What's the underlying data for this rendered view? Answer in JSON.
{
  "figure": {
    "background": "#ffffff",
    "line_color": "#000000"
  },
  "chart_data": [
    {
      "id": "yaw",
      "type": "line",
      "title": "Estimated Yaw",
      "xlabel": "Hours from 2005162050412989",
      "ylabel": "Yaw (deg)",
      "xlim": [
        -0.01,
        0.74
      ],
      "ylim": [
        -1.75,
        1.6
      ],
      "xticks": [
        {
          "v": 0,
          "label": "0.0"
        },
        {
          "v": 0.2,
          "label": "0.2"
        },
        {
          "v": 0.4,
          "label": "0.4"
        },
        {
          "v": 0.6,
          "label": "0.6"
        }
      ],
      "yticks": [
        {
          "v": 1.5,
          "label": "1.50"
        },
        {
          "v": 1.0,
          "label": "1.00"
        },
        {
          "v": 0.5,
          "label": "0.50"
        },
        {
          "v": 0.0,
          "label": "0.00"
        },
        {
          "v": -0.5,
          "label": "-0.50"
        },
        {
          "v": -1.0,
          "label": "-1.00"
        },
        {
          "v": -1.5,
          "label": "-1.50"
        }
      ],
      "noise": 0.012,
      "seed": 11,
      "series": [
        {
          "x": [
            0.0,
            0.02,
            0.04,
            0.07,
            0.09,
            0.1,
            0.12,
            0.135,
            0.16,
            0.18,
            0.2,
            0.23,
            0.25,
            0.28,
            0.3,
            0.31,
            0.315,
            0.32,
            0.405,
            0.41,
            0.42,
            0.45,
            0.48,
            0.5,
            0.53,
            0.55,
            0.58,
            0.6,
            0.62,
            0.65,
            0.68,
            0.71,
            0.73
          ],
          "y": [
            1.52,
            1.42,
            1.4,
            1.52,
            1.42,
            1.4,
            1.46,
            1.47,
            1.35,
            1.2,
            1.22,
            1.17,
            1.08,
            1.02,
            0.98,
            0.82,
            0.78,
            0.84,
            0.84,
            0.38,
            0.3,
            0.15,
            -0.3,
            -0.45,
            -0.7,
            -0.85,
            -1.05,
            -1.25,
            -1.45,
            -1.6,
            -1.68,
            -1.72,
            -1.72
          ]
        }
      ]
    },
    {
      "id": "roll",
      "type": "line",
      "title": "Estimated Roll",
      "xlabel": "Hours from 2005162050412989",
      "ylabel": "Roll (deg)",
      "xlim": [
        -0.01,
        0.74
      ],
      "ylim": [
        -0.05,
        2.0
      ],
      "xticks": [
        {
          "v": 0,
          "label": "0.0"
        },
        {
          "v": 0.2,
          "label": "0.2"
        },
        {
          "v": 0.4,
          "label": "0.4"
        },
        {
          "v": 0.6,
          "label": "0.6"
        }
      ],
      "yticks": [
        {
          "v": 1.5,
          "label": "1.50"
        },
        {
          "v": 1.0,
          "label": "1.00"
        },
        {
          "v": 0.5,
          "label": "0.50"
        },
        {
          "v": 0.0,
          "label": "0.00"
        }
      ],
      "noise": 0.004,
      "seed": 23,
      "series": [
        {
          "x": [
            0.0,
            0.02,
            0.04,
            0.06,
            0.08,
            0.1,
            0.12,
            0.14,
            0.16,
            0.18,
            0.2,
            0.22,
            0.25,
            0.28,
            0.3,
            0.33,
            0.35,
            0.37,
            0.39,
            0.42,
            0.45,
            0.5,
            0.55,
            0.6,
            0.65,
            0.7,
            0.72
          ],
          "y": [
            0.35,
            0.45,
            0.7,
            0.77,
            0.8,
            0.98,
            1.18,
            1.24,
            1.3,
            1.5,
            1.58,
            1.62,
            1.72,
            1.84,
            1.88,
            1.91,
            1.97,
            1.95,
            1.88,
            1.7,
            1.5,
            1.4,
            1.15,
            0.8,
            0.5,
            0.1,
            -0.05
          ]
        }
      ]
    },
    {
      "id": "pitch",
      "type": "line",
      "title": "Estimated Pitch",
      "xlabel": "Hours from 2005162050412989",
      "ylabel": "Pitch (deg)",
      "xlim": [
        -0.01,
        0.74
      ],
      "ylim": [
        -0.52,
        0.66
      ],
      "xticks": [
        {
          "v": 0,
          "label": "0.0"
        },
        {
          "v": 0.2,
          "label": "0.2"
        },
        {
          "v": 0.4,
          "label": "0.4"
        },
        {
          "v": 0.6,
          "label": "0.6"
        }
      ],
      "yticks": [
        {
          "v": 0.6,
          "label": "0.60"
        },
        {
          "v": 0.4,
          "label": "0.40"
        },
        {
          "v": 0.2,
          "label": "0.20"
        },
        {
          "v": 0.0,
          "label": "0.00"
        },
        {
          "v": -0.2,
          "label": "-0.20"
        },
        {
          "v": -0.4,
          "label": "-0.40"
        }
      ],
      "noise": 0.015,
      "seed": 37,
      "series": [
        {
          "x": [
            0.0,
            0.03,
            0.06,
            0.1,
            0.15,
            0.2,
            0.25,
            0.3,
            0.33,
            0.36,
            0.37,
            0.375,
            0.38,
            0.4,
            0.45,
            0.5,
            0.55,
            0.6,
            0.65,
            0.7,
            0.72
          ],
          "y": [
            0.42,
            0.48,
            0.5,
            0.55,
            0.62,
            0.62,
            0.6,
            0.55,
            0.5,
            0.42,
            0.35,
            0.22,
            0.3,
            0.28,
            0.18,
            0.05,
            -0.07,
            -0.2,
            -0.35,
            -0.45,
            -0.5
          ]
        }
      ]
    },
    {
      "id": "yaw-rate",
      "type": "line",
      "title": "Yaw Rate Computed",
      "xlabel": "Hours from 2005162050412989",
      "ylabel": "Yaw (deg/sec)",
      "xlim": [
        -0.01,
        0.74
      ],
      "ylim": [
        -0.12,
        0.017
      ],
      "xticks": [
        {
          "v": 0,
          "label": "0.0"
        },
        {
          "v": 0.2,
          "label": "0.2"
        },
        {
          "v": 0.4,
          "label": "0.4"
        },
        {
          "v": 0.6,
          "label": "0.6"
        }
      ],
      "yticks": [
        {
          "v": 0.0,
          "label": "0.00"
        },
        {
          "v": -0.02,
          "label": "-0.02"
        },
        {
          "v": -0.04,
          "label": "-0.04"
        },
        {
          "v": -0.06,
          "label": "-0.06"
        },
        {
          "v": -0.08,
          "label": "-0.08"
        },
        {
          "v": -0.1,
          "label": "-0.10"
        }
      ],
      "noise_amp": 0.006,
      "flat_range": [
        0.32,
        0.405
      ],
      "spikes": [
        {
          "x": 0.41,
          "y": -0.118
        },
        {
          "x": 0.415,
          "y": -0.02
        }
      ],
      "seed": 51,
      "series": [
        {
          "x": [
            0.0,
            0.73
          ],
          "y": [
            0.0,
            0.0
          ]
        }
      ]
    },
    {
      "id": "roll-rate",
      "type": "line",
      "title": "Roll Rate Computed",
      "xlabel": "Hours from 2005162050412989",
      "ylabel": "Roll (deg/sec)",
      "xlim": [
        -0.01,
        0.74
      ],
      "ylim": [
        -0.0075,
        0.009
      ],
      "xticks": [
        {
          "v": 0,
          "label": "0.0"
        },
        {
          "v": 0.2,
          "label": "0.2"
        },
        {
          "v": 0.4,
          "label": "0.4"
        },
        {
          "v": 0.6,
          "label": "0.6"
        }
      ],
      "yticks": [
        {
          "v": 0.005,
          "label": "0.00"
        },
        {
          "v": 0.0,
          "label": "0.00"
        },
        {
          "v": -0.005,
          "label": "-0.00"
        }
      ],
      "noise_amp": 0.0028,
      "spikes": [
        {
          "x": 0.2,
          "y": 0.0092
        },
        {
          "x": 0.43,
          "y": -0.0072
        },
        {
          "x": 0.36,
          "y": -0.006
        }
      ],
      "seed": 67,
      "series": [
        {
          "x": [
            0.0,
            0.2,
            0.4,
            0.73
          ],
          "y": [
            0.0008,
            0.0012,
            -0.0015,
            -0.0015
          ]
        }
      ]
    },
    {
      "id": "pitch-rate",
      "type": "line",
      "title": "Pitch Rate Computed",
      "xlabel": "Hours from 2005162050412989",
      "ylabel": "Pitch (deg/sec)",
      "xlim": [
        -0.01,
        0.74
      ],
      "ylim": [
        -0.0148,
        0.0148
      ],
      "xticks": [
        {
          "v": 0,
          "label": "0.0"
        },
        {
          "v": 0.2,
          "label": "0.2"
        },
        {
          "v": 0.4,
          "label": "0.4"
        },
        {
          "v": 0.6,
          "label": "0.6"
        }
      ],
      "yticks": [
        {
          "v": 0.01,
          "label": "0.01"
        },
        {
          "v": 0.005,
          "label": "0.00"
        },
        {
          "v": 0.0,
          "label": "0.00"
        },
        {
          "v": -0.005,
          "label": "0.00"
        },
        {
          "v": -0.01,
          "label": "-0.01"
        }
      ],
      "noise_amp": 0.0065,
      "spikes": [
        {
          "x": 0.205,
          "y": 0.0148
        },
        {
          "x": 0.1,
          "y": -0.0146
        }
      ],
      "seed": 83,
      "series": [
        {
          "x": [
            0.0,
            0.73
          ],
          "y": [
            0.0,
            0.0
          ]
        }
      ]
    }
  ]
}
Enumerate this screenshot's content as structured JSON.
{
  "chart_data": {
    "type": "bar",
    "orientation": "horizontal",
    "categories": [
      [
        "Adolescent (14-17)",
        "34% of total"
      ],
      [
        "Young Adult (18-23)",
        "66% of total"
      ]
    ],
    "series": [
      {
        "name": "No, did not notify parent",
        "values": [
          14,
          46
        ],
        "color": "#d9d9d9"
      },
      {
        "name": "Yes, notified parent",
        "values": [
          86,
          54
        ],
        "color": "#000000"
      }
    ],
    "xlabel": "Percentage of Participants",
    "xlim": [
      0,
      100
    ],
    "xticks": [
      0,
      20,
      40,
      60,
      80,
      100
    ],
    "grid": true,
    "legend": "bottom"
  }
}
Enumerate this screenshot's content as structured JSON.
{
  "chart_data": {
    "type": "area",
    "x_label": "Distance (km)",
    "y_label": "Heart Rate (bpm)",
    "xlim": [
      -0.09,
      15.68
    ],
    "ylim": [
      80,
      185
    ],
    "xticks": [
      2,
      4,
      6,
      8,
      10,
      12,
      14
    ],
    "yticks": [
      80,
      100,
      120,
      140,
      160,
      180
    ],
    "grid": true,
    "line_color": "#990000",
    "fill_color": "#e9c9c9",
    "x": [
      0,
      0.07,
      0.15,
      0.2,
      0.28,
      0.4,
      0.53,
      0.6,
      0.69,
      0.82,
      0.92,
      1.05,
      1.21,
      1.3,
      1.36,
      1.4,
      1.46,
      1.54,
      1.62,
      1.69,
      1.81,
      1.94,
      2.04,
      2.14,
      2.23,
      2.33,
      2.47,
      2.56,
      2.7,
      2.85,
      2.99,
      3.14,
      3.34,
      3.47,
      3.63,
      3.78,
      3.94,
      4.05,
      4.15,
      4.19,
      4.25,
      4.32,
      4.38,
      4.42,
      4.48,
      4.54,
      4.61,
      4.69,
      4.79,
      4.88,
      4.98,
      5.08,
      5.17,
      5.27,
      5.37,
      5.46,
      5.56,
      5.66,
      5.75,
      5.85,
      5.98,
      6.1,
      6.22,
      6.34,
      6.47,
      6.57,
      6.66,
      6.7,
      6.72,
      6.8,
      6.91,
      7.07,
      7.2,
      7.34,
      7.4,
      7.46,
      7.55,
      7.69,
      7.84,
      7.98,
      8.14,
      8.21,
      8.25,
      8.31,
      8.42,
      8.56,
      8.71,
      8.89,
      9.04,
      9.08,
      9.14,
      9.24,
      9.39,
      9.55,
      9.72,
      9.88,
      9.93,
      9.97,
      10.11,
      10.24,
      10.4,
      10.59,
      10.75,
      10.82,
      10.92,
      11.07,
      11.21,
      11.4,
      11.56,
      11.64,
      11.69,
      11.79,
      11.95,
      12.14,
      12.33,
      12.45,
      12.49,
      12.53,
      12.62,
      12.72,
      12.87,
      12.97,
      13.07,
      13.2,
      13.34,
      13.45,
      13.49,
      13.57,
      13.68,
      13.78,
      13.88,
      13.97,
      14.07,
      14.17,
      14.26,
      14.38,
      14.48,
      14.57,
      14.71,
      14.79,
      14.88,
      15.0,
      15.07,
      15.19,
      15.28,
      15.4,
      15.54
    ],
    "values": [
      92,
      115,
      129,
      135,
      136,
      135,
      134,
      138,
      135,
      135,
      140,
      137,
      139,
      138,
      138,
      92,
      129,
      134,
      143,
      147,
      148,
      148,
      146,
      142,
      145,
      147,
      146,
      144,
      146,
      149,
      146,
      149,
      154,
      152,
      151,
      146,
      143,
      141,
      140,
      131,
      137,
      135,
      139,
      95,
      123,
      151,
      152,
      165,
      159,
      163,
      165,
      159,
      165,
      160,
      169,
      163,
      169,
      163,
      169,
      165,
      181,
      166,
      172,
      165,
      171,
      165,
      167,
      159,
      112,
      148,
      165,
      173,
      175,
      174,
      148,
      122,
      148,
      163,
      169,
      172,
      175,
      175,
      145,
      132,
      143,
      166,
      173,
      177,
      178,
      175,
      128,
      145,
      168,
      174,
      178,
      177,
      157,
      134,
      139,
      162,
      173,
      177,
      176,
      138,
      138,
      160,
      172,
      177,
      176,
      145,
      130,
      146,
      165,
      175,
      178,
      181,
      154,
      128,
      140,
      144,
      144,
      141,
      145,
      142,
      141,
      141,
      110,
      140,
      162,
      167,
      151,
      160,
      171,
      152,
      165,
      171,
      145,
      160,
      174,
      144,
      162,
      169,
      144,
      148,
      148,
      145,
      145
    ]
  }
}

..........

What is asked —
Only lines that contain the word "parent" are wanted; copy each of them.

Solved problem —
        "name": "No, did not notify parent",
        "name": "Yes, notified parent",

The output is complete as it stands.